─── RECORDS FOR THIS EXERCISE ───

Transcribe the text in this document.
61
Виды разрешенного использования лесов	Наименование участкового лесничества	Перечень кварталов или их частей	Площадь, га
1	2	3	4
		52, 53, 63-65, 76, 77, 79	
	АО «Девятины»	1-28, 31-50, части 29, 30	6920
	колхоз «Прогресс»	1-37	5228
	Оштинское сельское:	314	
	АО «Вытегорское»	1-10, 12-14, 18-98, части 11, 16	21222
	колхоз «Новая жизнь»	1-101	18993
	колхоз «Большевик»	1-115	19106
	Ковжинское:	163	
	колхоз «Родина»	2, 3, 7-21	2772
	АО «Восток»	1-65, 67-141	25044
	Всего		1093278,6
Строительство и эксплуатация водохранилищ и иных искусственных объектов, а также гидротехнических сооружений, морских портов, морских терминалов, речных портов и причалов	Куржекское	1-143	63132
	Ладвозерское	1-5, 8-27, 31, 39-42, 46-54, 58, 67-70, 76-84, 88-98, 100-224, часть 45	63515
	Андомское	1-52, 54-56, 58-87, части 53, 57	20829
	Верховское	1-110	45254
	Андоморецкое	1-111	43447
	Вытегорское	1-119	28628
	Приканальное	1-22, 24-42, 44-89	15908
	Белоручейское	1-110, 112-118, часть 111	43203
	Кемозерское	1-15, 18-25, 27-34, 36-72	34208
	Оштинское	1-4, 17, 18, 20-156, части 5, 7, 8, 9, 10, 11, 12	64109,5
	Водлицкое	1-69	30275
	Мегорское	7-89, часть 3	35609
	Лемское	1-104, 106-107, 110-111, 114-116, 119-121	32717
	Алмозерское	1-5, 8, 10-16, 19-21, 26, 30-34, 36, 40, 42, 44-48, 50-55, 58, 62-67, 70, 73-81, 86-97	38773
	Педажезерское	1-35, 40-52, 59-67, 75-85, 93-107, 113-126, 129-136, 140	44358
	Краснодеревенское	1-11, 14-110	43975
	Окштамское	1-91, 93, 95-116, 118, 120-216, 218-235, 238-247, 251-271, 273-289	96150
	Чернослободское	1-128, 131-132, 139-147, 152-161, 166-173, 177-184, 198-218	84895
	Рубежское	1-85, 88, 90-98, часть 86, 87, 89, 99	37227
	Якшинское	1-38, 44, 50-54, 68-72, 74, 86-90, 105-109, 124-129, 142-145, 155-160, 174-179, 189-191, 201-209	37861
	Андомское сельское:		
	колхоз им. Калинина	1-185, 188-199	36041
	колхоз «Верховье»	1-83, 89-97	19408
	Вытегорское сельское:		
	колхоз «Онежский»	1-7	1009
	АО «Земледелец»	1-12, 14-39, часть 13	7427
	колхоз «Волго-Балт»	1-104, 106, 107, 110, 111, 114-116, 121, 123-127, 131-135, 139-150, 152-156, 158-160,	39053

───

EXERCISE BRIEF: Look through the data above. Each line containing the word "части" needs to be copied.

COMPLETE OUTPUT:
	АО «Девятины»	1-28, 31-50, части 29, 30	6920
	АО «Вытегорское»	1-10, 12-14, 18-98, части 11, 16	21222
	Андомское	1-52, 54-56, 58-87, части 53, 57	20829
	Оштинское	1-4, 17, 18, 20-156, части 5, 7, 8, 9, 10, 11, 12	64109,5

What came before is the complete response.